> **Job**
Repeat all entries exactly.
— Start of Source records —
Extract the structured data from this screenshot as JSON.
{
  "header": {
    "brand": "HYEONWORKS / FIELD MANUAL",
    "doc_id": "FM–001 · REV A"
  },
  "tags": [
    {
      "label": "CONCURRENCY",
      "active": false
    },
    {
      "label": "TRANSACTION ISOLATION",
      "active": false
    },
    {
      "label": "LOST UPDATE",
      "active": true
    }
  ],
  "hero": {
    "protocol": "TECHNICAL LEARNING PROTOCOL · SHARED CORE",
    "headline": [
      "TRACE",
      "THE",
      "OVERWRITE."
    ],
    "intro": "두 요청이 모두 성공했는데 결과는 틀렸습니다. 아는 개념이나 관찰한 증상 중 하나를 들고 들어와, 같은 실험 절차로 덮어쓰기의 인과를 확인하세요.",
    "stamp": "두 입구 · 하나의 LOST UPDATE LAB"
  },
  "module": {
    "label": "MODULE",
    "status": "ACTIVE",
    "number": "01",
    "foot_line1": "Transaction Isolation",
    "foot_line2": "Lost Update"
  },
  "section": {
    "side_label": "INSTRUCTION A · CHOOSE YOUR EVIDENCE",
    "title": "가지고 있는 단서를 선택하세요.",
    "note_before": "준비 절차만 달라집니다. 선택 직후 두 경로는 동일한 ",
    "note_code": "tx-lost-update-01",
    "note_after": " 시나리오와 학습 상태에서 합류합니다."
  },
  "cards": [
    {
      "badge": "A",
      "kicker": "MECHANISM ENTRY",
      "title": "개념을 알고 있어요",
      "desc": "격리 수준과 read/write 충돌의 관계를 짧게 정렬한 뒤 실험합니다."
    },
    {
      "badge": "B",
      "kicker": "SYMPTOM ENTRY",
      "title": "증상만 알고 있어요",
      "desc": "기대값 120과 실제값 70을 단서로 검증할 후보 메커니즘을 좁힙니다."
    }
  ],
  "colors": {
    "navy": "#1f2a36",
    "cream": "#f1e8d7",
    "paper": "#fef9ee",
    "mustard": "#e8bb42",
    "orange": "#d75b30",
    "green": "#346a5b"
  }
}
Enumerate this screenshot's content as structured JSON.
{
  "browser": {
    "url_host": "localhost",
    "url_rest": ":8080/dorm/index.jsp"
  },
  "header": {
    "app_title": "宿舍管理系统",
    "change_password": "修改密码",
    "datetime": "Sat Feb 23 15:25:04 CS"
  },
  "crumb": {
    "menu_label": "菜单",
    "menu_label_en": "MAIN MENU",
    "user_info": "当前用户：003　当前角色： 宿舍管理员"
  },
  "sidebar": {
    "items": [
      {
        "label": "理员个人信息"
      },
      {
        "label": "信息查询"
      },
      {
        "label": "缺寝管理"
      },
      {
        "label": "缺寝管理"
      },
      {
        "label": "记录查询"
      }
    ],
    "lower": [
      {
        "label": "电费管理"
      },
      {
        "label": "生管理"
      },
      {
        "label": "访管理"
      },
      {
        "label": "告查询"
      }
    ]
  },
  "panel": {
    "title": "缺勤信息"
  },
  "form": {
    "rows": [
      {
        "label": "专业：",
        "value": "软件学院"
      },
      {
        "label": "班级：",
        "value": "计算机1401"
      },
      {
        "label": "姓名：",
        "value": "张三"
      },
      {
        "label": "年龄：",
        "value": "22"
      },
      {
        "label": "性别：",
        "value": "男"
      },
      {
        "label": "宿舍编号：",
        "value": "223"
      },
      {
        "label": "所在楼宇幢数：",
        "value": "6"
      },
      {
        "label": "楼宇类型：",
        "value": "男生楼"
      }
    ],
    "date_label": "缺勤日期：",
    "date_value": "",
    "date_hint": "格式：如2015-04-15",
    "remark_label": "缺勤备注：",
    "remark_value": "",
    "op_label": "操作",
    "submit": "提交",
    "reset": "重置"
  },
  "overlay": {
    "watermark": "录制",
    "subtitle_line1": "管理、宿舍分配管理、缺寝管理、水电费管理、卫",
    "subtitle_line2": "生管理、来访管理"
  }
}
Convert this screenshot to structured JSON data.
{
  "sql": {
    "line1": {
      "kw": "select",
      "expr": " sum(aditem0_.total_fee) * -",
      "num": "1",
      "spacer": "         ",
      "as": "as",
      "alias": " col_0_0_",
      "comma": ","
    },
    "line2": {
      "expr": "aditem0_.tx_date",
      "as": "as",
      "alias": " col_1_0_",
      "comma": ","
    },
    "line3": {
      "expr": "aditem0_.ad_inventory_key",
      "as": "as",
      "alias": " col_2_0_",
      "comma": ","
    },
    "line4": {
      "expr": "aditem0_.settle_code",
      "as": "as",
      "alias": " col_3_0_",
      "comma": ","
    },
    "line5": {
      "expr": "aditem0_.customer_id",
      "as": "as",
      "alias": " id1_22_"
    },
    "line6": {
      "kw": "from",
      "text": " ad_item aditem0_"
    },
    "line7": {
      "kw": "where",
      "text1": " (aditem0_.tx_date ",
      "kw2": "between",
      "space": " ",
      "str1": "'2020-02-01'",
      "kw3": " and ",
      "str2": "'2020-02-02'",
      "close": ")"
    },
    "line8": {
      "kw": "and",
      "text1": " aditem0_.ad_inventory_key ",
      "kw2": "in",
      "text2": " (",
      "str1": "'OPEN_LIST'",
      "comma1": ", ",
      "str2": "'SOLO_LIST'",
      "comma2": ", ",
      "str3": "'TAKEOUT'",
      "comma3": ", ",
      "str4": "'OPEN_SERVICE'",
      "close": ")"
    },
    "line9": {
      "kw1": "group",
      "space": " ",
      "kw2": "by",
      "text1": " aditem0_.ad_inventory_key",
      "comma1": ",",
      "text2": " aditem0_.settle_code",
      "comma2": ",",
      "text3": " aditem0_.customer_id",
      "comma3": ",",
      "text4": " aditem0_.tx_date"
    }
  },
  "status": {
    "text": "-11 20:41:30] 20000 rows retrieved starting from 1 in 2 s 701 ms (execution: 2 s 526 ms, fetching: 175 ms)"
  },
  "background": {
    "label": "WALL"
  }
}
— End of Source records —
> **The response**
Extract the structured data from this screenshot as JSON.
{
  "header": {
    "brand": "HYEONWORKS / FIELD MANUAL",
    "doc_id": "FM–001 · REV A"
  },
  "tags": [
    {
      "label": "CONCURRENCY",
      "active": false
    },
    {
      "label": "TRANSACTION ISOLATION",
      "active": false
    },
    {
      "label": "LOST UPDATE",
      "active": true
    }
  ],
  "hero": {
    "protocol": "TECHNICAL LEARNING PROTOCOL · SHARED CORE",
    "headline": [
      "TRACE",
      "THE",
      "OVERWRITE."
    ],
    "intro": "두 요청이 모두 성공했는데 결과는 틀렸습니다. 아는 개념이나 관찰한 증상 중 하나를 들고 들어와, 같은 실험 절차로 덮어쓰기의 인과를 확인하세요.",
    "stamp": "두 입구 · 하나의 LOST UPDATE LAB"
  },
  "module": {
    "label": "MODULE",
    "status": "ACTIVE",
    "number": "01",
    "foot_line1": "Transaction Isolation",
    "foot_line2": "Lost Update"
  },
  "section": {
    "side_label": "INSTRUCTION A · CHOOSE YOUR EVIDENCE",
    "title": "가지고 있는 단서를 선택하세요.",
    "note_before": "준비 절차만 달라집니다. 선택 직후 두 경로는 동일한 ",
    "note_code": "tx-lost-update-01",
    "note_after": " 시나리오와 학습 상태에서 합류합니다."
  },
  "cards": [
    {
      "badge": "A",
      "kicker": "MECHANISM ENTRY",
      "title": "개념을 알고 있어요",
      "desc": "격리 수준과 read/write 충돌의 관계를 짧게 정렬한 뒤 실험합니다."
    },
    {
      "badge": "B",
      "kicker": "SYMPTOM ENTRY",
      "title": "증상만 알고 있어요",
      "desc": "기대값 120과 실제값 70을 단서로 검증할 후보 메커니즘을 좁힙니다."
    }
  ],
  "colors": {
    "navy": "#1f2a36",
    "cream": "#f1e8d7",
    "paper": "#fef9ee",
    "mustard": "#e8bb42",
    "orange": "#d75b30",
    "green": "#346a5b"
  }
}
Enumerate this screenshot's content as structured JSON.
{
  "browser": {
    "url_host": "localhost",
    "url_rest": ":8080/dorm/index.jsp"
  },
  "header": {
    "app_title": "宿舍管理系统",
    "change_password": "修改密码",
    "datetime": "Sat Feb 23 15:25:04 CS"
  },
  "crumb": {
    "menu_label": "菜单",
    "menu_label_en": "MAIN MENU",
    "user_info": "当前用户：003　当前角色： 宿舍管理员"
  },
  "sidebar": {
    "items": [
      {
        "label": "理员个人信息"
      },
      {
        "label": "信息查询"
      },
      {
        "label": "缺寝管理"
      },
      {
        "label": "缺寝管理"
      },
      {
        "label": "记录查询"
      }
    ],
    "lower": [
      {
        "label": "电费管理"
      },
      {
        "label": "生管理"
      },
      {
        "label": "访管理"
      },
      {
        "label": "告查询"
      }
    ]
  },
  "panel": {
    "title": "缺勤信息"
  },
  "form": {
    "rows": [
      {
        "label": "专业：",
        "value": "软件学院"
      },
      {
        "label": "班级：",
        "value": "计算机1401"
      },
      {
        "label": "姓名：",
        "value": "张三"
      },
      {
        "label": "年龄：",
        "value": "22"
      },
      {
        "label": "性别：",
        "value": "男"
      },
      {
        "label": "宿舍编号：",
        "value": "223"
      },
      {
        "label": "所在楼宇幢数：",
        "value": "6"
      },
      {
        "label": "楼宇类型：",
        "value": "男生楼"
      }
    ],
    "date_label": "缺勤日期：",
    "date_value": "",
    "date_hint": "格式：如2015-04-15",
    "remark_label": "缺勤备注：",
    "remark_value": "",
    "op_label": "操作",
    "submit": "提交",
    "reset": "重置"
  },
  "overlay": {
    "watermark": "录制",
    "subtitle_line1": "管理、宿舍分配管理、缺寝管理、水电费管理、卫",
    "subtitle_line2": "生管理、来访管理"
  }
}
Convert this screenshot to structured JSON data.
{
  "sql": {
    "line1": {
      "kw": "select",
      "expr": " sum(aditem0_.total_fee) * -",
      "num": "1",
      "spacer": "         ",
      "as": "as",
      "alias": " col_0_0_",
      "comma": ","
    },
    "line2": {
      "expr": "aditem0_.tx_date",
      "as": "as",
      "alias": " col_1_0_",
      "comma": ","
    },
    "line3": {
      "expr": "aditem0_.ad_inventory_key",
      "as": "as",
      "alias": " col_2_0_",
      "comma": ","
    },
    "line4": {
      "expr": "aditem0_.settle_code",
      "as": "as",
      "alias": " col_3_0_",
      "comma": ","
    },
    "line5": {
      "expr": "aditem0_.customer_id",
      "as": "as",
      "alias": " id1_22_"
    },
    "line6": {
      "kw": "from",
      "text": " ad_item aditem0_"
    },
    "line7": {
      "kw": "where",
      "text1": " (aditem0_.tx_date ",
      "kw2": "between",
      "space": " ",
      "str1": "'2020-02-01'",
      "kw3": " and ",
      "str2": "'2020-02-02'",
      "close": ")"
    },
    "line8": {
      "kw": "and",
      "text1": " aditem0_.ad_inventory_key ",
      "kw2": "in",
      "text2": " (",
      "str1": "'OPEN_LIST'",
      "comma1": ", ",
      "str2": "'SOLO_LIST'",
      "comma2": ", ",
      "str3": "'TAKEOUT'",
      "comma3": ", ",
      "str4": "'OPEN_SERVICE'",
      "close": ")"
    },
    "line9": {
      "kw1": "group",
      "space": " ",
      "kw2": "by",
      "text1": " aditem0_.ad_inventory_key",
      "comma1": ",",
      "text2": " aditem0_.settle_code",
      "comma2": ",",
      "text3": " aditem0_.customer_id",
      "comma3": ",",
      "text4": " aditem0_.tx_date"
    }
  },
  "status": {
    "text": "-11 20:41:30] 20000 rows retrieved starting from 1 in 2 s 701 ms (execution: 2 s 526 ms, fetching: 175 ms)"
  },
  "background": {
    "label": "WALL"
  }
}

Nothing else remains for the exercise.